_What this task involves_
Reproduce the listing below word for word, leaving out the pictures.

● ● ● ● ● ● ●

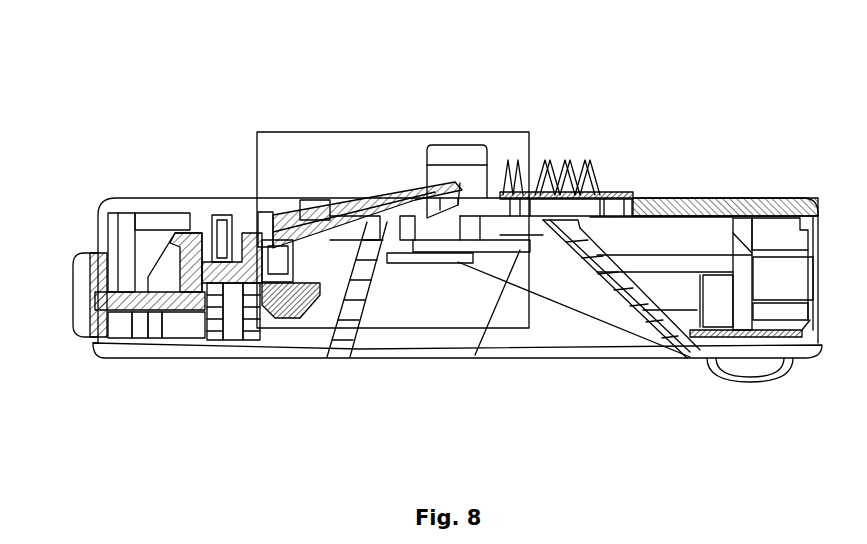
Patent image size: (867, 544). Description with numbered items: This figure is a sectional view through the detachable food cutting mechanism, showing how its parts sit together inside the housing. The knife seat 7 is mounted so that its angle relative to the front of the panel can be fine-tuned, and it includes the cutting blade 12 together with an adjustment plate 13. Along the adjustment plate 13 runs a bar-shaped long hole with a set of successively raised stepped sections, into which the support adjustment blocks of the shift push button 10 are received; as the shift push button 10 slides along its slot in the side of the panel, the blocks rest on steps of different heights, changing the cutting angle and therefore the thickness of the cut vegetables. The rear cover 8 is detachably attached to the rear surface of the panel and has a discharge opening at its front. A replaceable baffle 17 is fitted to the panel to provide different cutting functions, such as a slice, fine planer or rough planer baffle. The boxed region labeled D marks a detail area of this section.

The shift push button 10 is at (90, 262).
The adjustment plate 13 is at (275, 222).
The knife seat 7 is at (313, 222).
The cutting blade 12 is at (390, 198).
The detail region D is at (423, 131).
The baffle 17 is at (710, 198).
The rear cover 8 is at (690, 350).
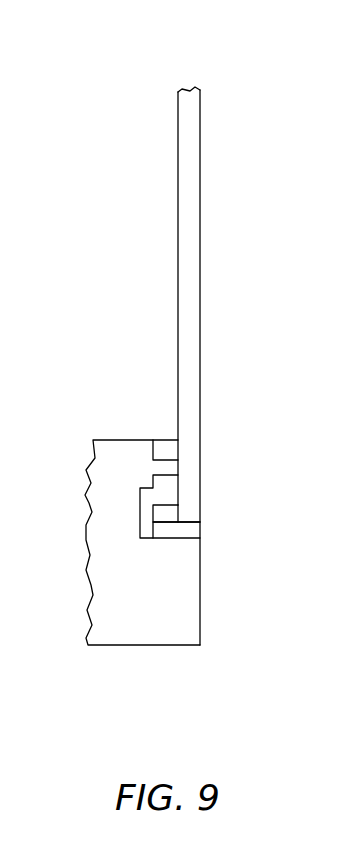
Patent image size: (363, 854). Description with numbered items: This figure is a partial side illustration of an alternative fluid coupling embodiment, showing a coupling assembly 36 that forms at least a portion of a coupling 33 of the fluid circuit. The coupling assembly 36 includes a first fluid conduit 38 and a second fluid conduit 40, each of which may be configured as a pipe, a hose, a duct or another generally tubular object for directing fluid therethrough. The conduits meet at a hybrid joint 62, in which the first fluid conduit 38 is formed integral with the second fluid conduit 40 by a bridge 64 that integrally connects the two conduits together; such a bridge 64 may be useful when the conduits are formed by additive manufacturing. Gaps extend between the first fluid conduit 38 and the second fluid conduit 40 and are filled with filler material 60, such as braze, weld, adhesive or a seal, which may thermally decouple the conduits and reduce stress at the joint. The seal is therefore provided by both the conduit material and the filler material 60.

The coupling 33 is at (183, 384).
The coupling assembly 36 is at (243, 107).
The first fluid conduit 38 is at (204, 217).
The second fluid conduit 40 is at (127, 652).
The filler material 60 is at (172, 452).
The hybrid joint 62 is at (212, 524).
The bridge 64 is at (162, 466).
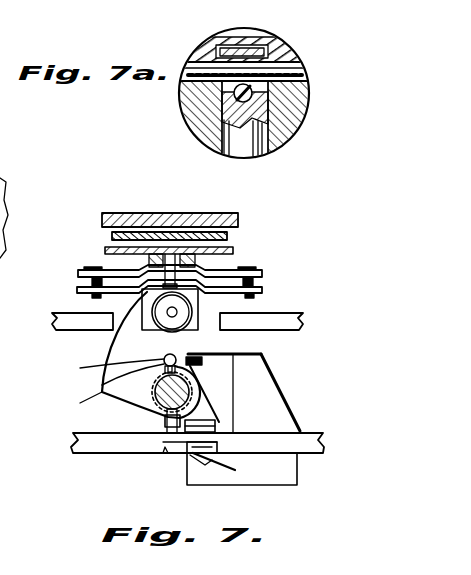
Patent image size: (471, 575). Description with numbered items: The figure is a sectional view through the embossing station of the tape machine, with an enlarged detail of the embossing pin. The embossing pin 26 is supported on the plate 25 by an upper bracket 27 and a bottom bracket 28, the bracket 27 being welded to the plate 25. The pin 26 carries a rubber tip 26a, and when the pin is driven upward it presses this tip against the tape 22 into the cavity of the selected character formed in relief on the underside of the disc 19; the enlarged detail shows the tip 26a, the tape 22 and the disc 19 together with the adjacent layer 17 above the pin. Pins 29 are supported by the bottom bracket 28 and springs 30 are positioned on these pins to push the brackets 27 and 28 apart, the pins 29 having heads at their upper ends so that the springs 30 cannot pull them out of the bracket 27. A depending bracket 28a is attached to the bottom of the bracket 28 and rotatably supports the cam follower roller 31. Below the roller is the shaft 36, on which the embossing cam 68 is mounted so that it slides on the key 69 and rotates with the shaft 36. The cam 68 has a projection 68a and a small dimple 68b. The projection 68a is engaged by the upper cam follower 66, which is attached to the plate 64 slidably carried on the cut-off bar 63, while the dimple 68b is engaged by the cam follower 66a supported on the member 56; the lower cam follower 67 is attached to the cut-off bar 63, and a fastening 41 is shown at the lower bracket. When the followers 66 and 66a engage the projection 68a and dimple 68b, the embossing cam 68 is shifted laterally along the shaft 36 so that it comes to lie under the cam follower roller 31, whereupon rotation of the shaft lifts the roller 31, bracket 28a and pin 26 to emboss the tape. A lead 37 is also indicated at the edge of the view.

In FIG. 7A, the upper plate 17 is at (245, 49).
In FIG. 7, the upper plate 17 is at (215, 213).
In FIG. 7A, the disc 19 is at (246, 72).
In FIG. 7, the disc 19 is at (230, 236).
In FIG. 7A, the tape 22 is at (201, 68).
In FIG. 7, the plate 25 is at (105, 251).
In FIG. 7A, the embossing pin 26 is at (240, 151).
In FIG. 7, the embossing pin 26 is at (170, 262).
In FIG. 7A, the rubber tip 26a is at (256, 84).
In FIG. 7, the bracket 27 is at (262, 274).
In FIG. 7, the bracket 28 is at (77, 290).
In FIG. 7, the depending bracket 28a is at (100, 337).
In FIG. 7, the pins 29 is at (86, 268).
In FIG. 7, the springs 30 is at (92, 282).
In FIG. 7, the cam follower roller 31 is at (190, 331).
In FIG. 7, the shaft 36 is at (100, 401).
In FIG. 7, the wire 37 is at (0, 176).
In FIG. 7, the bolt 41 is at (205, 452).
In FIG. 7, the member 56 is at (268, 379).
In FIG. 7, the cut-off bar 63 is at (95, 455).
In FIG. 7, the plate 64 is at (270, 430).
In FIG. 7, the upper cam follower 66 is at (190, 412).
In FIG. 7, the cam follower 66a is at (192, 386).
In FIG. 7, the lower cam follower 67 is at (187, 453).
In FIG. 7, the embossing cam 68 is at (102, 398).
In FIG. 7, the projection 68a is at (163, 423).
In FIG. 7, the dimple 68b is at (100, 366).
In FIG. 7, the key 69 is at (107, 378).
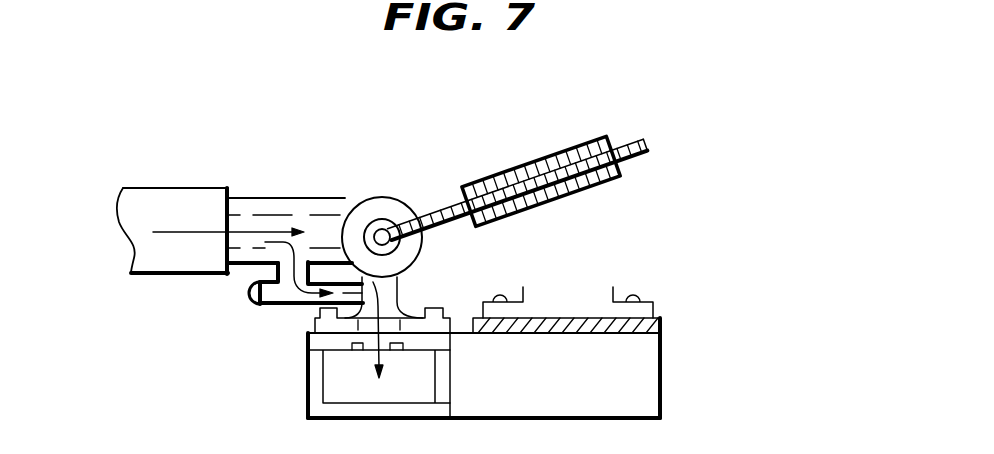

● ● ● ● ● ● ●

_Solution to the exercise_
Patent image size: (867, 544). Description with numbered items: This figure is a sectional view through the detachable food cutting mechanism, showing how its parts sit together inside the housing. The knife seat 7 is mounted so that its angle relative to the front of the panel can be fine-tuned, and it includes the cutting blade 12 together with an adjustment plate 13. Along the adjustment plate 13 runs a bar-shaped long hole with a set of successively raised stepped sections, into which the support adjustment blocks of the shift push button 10 are received; as the shift push button 10 slides along its slot in the side of the panel, the blocks rest on steps of different heights, changing the cutting angle and therefore the thickness of the cut vegetables. The rear cover 8 is detachably attached to the rear surface of the panel and has a discharge opening at its front. A replaceable baffle 17 is fitted to the panel to provide different cutting functions, such as a slice, fine planer or rough planer baffle. The boxed region labeled D marks a detail area of this section.

The shift push button 10 is at (90, 262).
The adjustment plate 13 is at (275, 222).
The knife seat 7 is at (313, 222).
The cutting blade 12 is at (390, 198).
The detail region D is at (423, 131).
The baffle 17 is at (710, 198).
The rear cover 8 is at (690, 350).
Patent image size: (363, 854). Description with numbered items: This figure is a partial side illustration of an alternative fluid coupling embodiment, showing a coupling assembly 36 that forms at least a portion of a coupling 33 of the fluid circuit. The coupling assembly 36 includes a first fluid conduit 38 and a second fluid conduit 40, each of which may be configured as a pipe, a hose, a duct or another generally tubular object for directing fluid therethrough. The conduits meet at a hybrid joint 62, in which the first fluid conduit 38 is formed integral with the second fluid conduit 40 by a bridge 64 that integrally connects the two conduits together; such a bridge 64 may be useful when the conduits are formed by additive manufacturing. Gaps extend between the first fluid conduit 38 and the second fluid conduit 40 and are filled with filler material 60, such as braze, weld, adhesive or a seal, which may thermally decouple the conduits and reduce stress at the joint. The seal is therefore provided by both the conduit material and the filler material 60.

The coupling 33 is at (183, 384).
The coupling assembly 36 is at (243, 107).
The first fluid conduit 38 is at (204, 217).
The second fluid conduit 40 is at (127, 652).
The filler material 60 is at (172, 452).
The hybrid joint 62 is at (212, 524).
The bridge 64 is at (162, 466).
Patent image size: (471, 575). Description with numbered items: The figure is a sectional view through the embossing station of the tape machine, with an enlarged detail of the embossing pin. The embossing pin 26 is supported on the plate 25 by an upper bracket 27 and a bottom bracket 28, the bracket 27 being welded to the plate 25. The pin 26 carries a rubber tip 26a, and when the pin is driven upward it presses this tip against the tape 22 into the cavity of the selected character formed in relief on the underside of the disc 19; the enlarged detail shows the tip 26a, the tape 22 and the disc 19 together with the adjacent layer 17 above the pin. Pins 29 are supported by the bottom bracket 28 and springs 30 are positioned on these pins to push the brackets 27 and 28 apart, the pins 29 having heads at their upper ends so that the springs 30 cannot pull them out of the bracket 27. A depending bracket 28a is attached to the bottom of the bracket 28 and rotatably supports the cam follower roller 31. Below the roller is the shaft 36, on which the embossing cam 68 is mounted so that it slides on the key 69 and rotates with the shaft 36. The cam 68 has a projection 68a and a small dimple 68b. The projection 68a is engaged by the upper cam follower 66, which is attached to the plate 64 slidably carried on the cut-off bar 63, while the dimple 68b is engaged by the cam follower 66a supported on the member 56; the lower cam follower 67 is attached to the cut-off bar 63, and a fastening 41 is shown at the lower bracket. When the followers 66 and 66a engage the projection 68a and dimple 68b, the embossing cam 68 is shifted laterally along the shaft 36 so that it comes to lie under the cam follower roller 31, whereupon rotation of the shaft lifts the roller 31, bracket 28a and pin 26 to emboss the tape. A lead 37 is also indicated at the edge of the view.

In FIG. 7A, the upper plate 17 is at (245, 49).
In FIG. 7, the upper plate 17 is at (215, 213).
In FIG. 7A, the disc 19 is at (246, 72).
In FIG. 7, the disc 19 is at (230, 236).
In FIG. 7A, the tape 22 is at (201, 68).
In FIG. 7, the plate 25 is at (105, 251).
In FIG. 7A, the embossing pin 26 is at (240, 151).
In FIG. 7, the embossing pin 26 is at (170, 262).
In FIG. 7A, the rubber tip 26a is at (256, 84).
In FIG. 7, the bracket 27 is at (262, 274).
In FIG. 7, the bracket 28 is at (77, 290).
In FIG. 7, the depending bracket 28a is at (100, 337).
In FIG. 7, the pins 29 is at (86, 268).
In FIG. 7, the springs 30 is at (92, 282).
In FIG. 7, the cam follower roller 31 is at (190, 331).
In FIG. 7, the shaft 36 is at (100, 401).
In FIG. 7, the wire 37 is at (0, 176).
In FIG. 7, the bolt 41 is at (205, 452).
In FIG. 7, the member 56 is at (268, 379).
In FIG. 7, the cut-off bar 63 is at (95, 455).
In FIG. 7, the plate 64 is at (270, 430).
In FIG. 7, the upper cam follower 66 is at (190, 412).
In FIG. 7, the cam follower 66a is at (192, 386).
In FIG. 7, the lower cam follower 67 is at (187, 453).
In FIG. 7, the embossing cam 68 is at (102, 398).
In FIG. 7, the projection 68a is at (163, 423).
In FIG. 7, the dimple 68b is at (100, 366).
In FIG. 7, the key 69 is at (107, 378).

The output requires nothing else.